### STATED PROBLEM
Without the images, write out all of the following entries exactly.
## begin LISTING
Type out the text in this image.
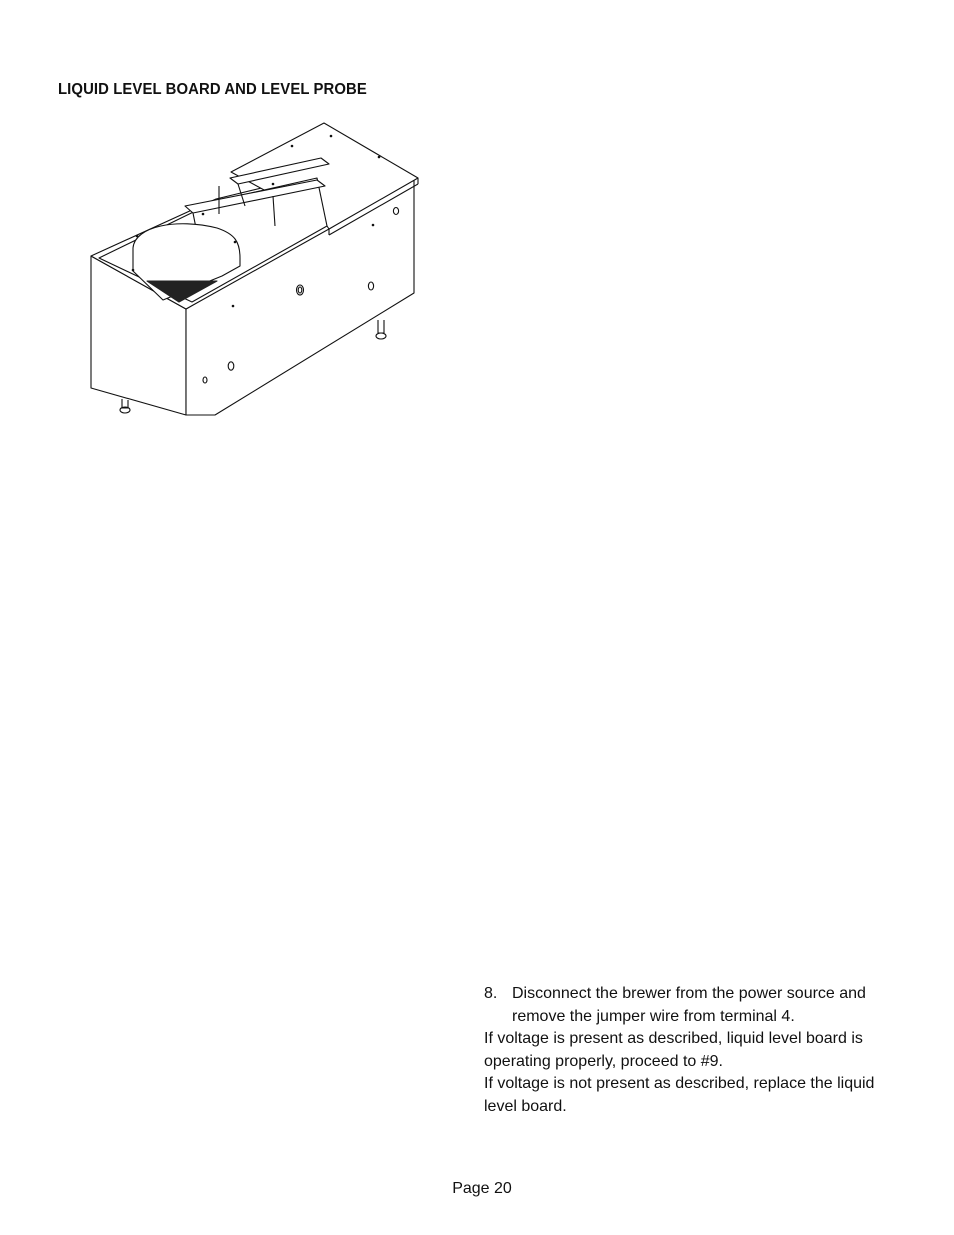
LIQUID LEVEL BOARD AND LEVEL PROBE
8. Disconnect the brewer from the power source and remove the jumper wire from terminal 4.

If voltage is present as described, liquid level board is operating properly, proceed to #9.

If voltage is not present as described, replace the liquid level board.

Page 20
## end LISTING
### OUTPUT FOR THIS EXERCISE
Type out the text in this image.
LIQUID LEVEL BOARD AND LEVEL PROBE
8. Disconnect the brewer from the power source and remove the jumper wire from terminal 4.

If voltage is present as described, liquid level board is operating properly, proceed to #9.

If voltage is not present as described, replace the liquid level board.

Page 20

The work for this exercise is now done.